WHAT IS BEING ASKED: Each entry below must be repeated exactly, with pictures left out.

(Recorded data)
┄┄┄┄┄┄

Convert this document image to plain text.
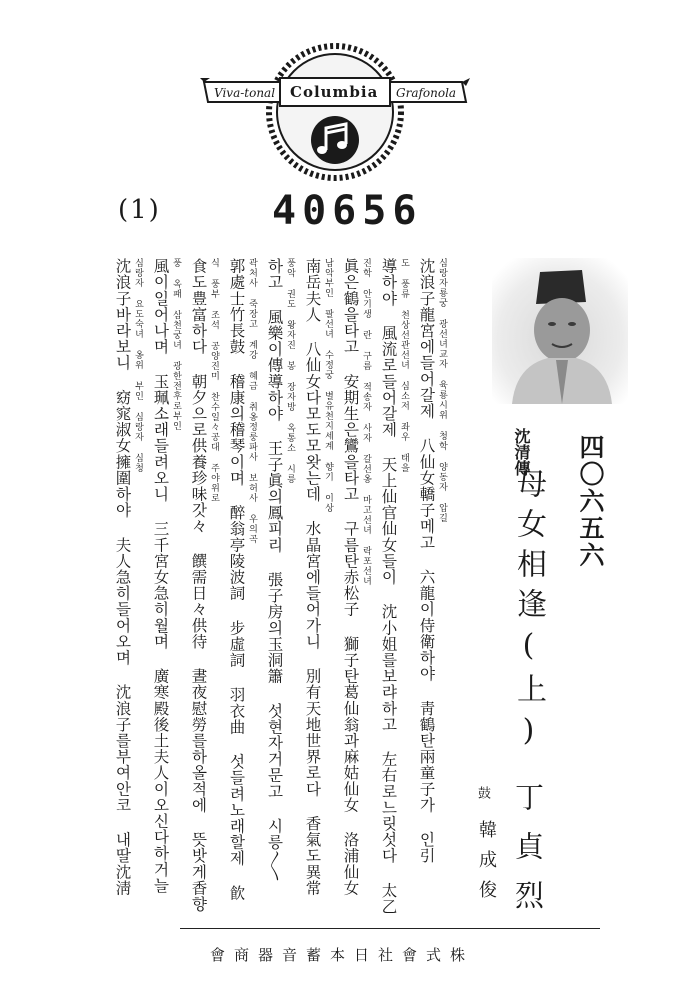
Viva-tonal Columbia Grafonola
(1)	40656
四〇六五六
沈清傳
母女相逢(上)
丁貞烈
鼓
韓成俊
심랑자룡궁 광선녀교자 육룡시위 청학 양동자 압길
沈浪子龍宮에들어갈제 八仙女轎子메고 六龍이侍衛하야 靑鶴탄兩童子가 인引
도 풍류 천상선관선녀 심소저 좌우 태을
導하야 風流로들어갈제 天上仙官仙女들이 沈小姐를보랴하고 左右로느릿섯다 太乙
진학 안기생 란 구름 적송자 사자 갈선옹 마고선녀 락포선녀
眞은鶴을타고 安期生은鸞을타고 구름탄赤松子 獅子탄葛仙翁과麻姑仙女 洛浦仙女
남악부인 팔선녀 수정궁 별유천지세계 향기 이상
南岳夫人 八仙女다모도모왓는데 水晶宮에들어가니 別有天地世界로다 香氣도異常
풍악 권도 왕자진 봉 장자방 옥통소 시릉
하고 風樂이傳導하야 王子眞의鳳피리 張子房의玉洞簫 섯현자거문고 시릉〳〵
곽처사 죽장고 계강 혜금 취옹정룽파사 보허사 우의곡
郭處士竹長鼓 稽康의稽琴이며 醉翁亭陵波詞 步虛詞 羽衣曲 섯들려노래할제 飮
식 풍부 조석 공양진미 찬수일々공대 주야위로
食도豊富하다 朝夕으로供養珍味갓々 饌需日々供待 晝夜慰勞를하올적에 뜻밧게香향
풍 옥패 삼천궁녀 광한전후로부인
風이일어나며 玉珮소래들려오니 三千宮女急히월며 廣寒殿後土夫人이오신다하거늘
심랑자 요도숙녀 옹위 부인 심랑자 심청
沈浪子바라보니 窈窕淑女擁圍하야 夫人急히들어오며 沈浪子를부여안코 내딸沈淸
會商器音蓄本日社會式株
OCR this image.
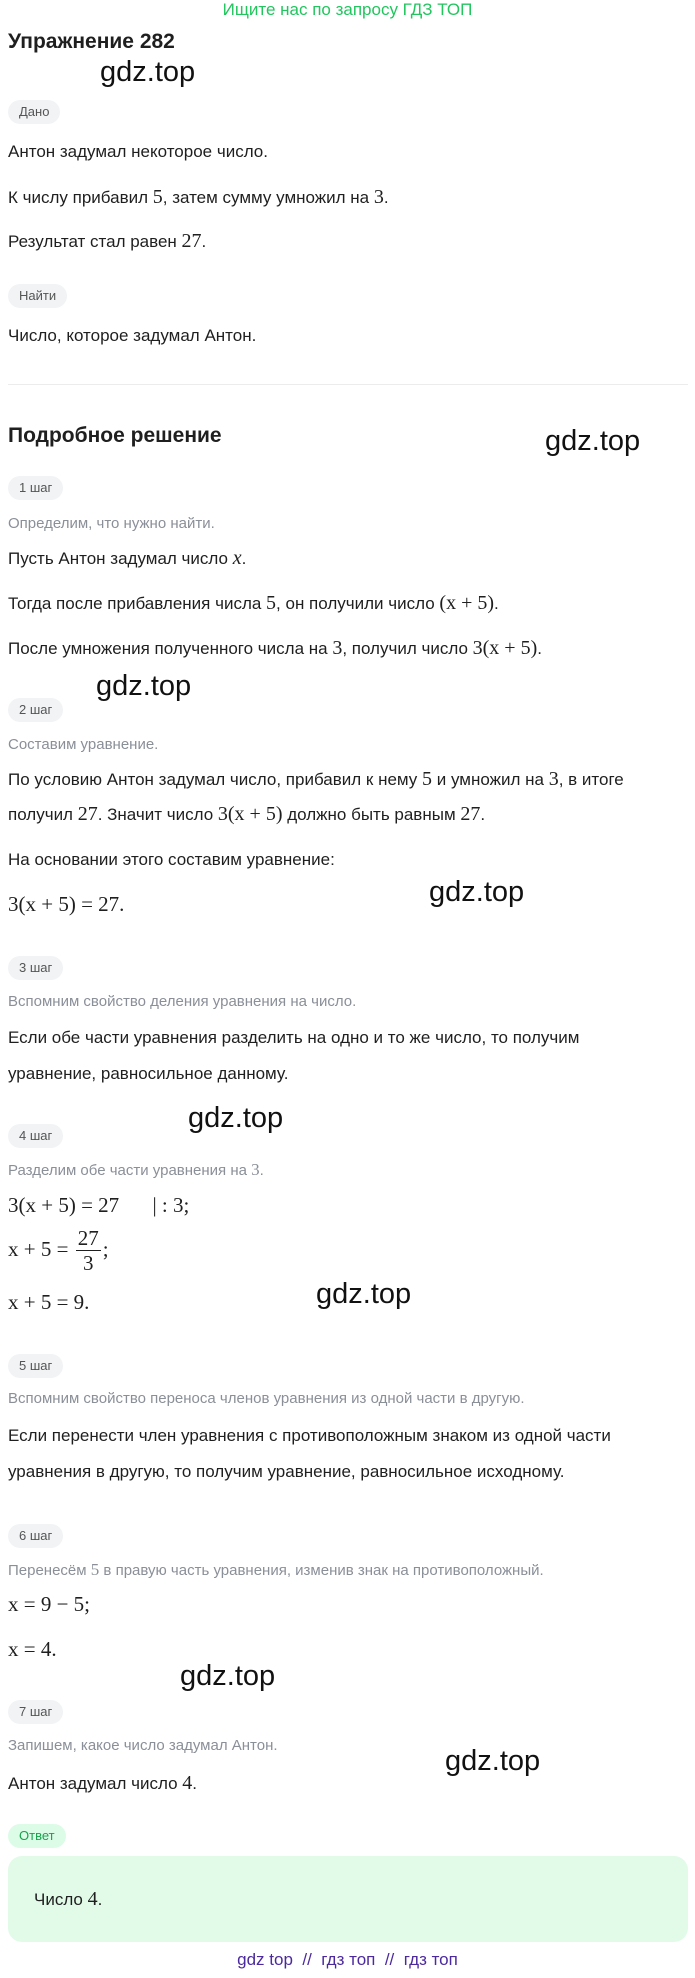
Ищите нас по запросу ГДЗ ТОП
Упражнение 282
gdz.top
gdz.top
gdz.top
gdz.top
gdz.top
gdz.top
gdz.top
gdz.top
Дано
Антон задумал некоторое число.
К числу прибавил 5, затем сумму умножил на 3.
Результат стал равен 27.
Найти
Число, которое задумал Антон.
Подробное решение
1 шаг
Определим, что нужно найти.
Пусть Антон задумал число x.
Тогда после прибавления числа 5, он получили число (x + 5).
После умножения полученного числа на 3, получил число 3(x + 5).
2 шаг
Составим уравнение.
По условию Антон задумал число, прибавил к нему 5 и умножил на 3, в итоге
получил 27. Значит число 3(x + 5) должно быть равным 27.
На основании этого составим уравнение:
3(x + 5) = 27.
3 шаг
Вспомним свойство деления уравнения на число.
Если обе части уравнения разделить на одно и то же число, то получим
уравнение, равносильное данному.
4 шаг
Разделим обе части уравнения на 3.
3(x + 5) = 27 | : 3;
$x + 5 = \frac{27}{3}$ ;
x + 5 = 9.
5 шаг
Вспомним свойство переноса членов уравнения из одной части в другую.
Если перенести член уравнения с противоположным знаком из одной части
уравнения в другую, то получим уравнение, равносильное исходному.
6 шаг
Перенесём 5 в правую часть уравнения, изменив знак на противоположный.
x = 9 − 5;
x = 4.
7 шаг
Запишем, какое число задумал Антон.
Антон задумал число 4.
Ответ
Число 4.
gdz top  //  гдз топ  //  гдз топ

┄┄┄┄┄┄

SOLVED PROBLEM:
Convert this document image to plain text.
Viva-tonal Columbia Grafonola
(1)	40656
四〇六五六
沈清傳
母女相逢(上)
丁貞烈
鼓
韓成俊
심랑자룡궁 광선녀교자 육룡시위 청학 양동자 압길
沈浪子龍宮에들어갈제 八仙女轎子메고 六龍이侍衛하야 靑鶴탄兩童子가 인引
도 풍류 천상선관선녀 심소저 좌우 태을
導하야 風流로들어갈제 天上仙官仙女들이 沈小姐를보랴하고 左右로느릿섯다 太乙
진학 안기생 란 구름 적송자 사자 갈선옹 마고선녀 락포선녀
眞은鶴을타고 安期生은鸞을타고 구름탄赤松子 獅子탄葛仙翁과麻姑仙女 洛浦仙女
남악부인 팔선녀 수정궁 별유천지세계 향기 이상
南岳夫人 八仙女다모도모왓는데 水晶宮에들어가니 別有天地世界로다 香氣도異常
풍악 권도 왕자진 봉 장자방 옥통소 시릉
하고 風樂이傳導하야 王子眞의鳳피리 張子房의玉洞簫 섯현자거문고 시릉〳〵
곽처사 죽장고 계강 혜금 취옹정룽파사 보허사 우의곡
郭處士竹長鼓 稽康의稽琴이며 醉翁亭陵波詞 步虛詞 羽衣曲 섯들려노래할제 飮
식 풍부 조석 공양진미 찬수일々공대 주야위로
食도豊富하다 朝夕으로供養珍味갓々 饌需日々供待 晝夜慰勞를하올적에 뜻밧게香향
풍 옥패 삼천궁녀 광한전후로부인
風이일어나며 玉珮소래들려오니 三千宮女急히월며 廣寒殿後土夫人이오신다하거늘
심랑자 요도숙녀 옹위 부인 심랑자 심청
沈浪子바라보니 窈窕淑女擁圍하야 夫人急히들어오며 沈浪子를부여안코 내딸沈淸
會商器音蓄本日社會式株
OCR this image.
Ищите нас по запросу ГДЗ ТОП
Упражнение 282
gdz.top
gdz.top
gdz.top
gdz.top
gdz.top
gdz.top
gdz.top
gdz.top
Дано
Антон задумал некоторое число.
К числу прибавил 5, затем сумму умножил на 3.
Результат стал равен 27.
Найти
Число, которое задумал Антон.
Подробное решение
1 шаг
Определим, что нужно найти.
Пусть Антон задумал число x.
Тогда после прибавления числа 5, он получили число (x + 5).
После умножения полученного числа на 3, получил число 3(x + 5).
2 шаг
Составим уравнение.
По условию Антон задумал число, прибавил к нему 5 и умножил на 3, в итоге
получил 27. Значит число 3(x + 5) должно быть равным 27.
На основании этого составим уравнение:
3(x + 5) = 27.
3 шаг
Вспомним свойство деления уравнения на число.
Если обе части уравнения разделить на одно и то же число, то получим
уравнение, равносильное данному.
4 шаг
Разделим обе части уравнения на 3.
3(x + 5) = 27 | : 3;
$x + 5 = \frac{27}{3}$ ;
x + 5 = 9.
5 шаг
Вспомним свойство переноса членов уравнения из одной части в другую.
Если перенести член уравнения с противоположным знаком из одной части
уравнения в другую, то получим уравнение, равносильное исходному.
6 шаг
Перенесём 5 в правую часть уравнения, изменив знак на противоположный.
x = 9 − 5;
x = 4.
7 шаг
Запишем, какое число задумал Антон.
Антон задумал число 4.
Ответ
Число 4.
gdz top  //  гдз топ  //  гдз топ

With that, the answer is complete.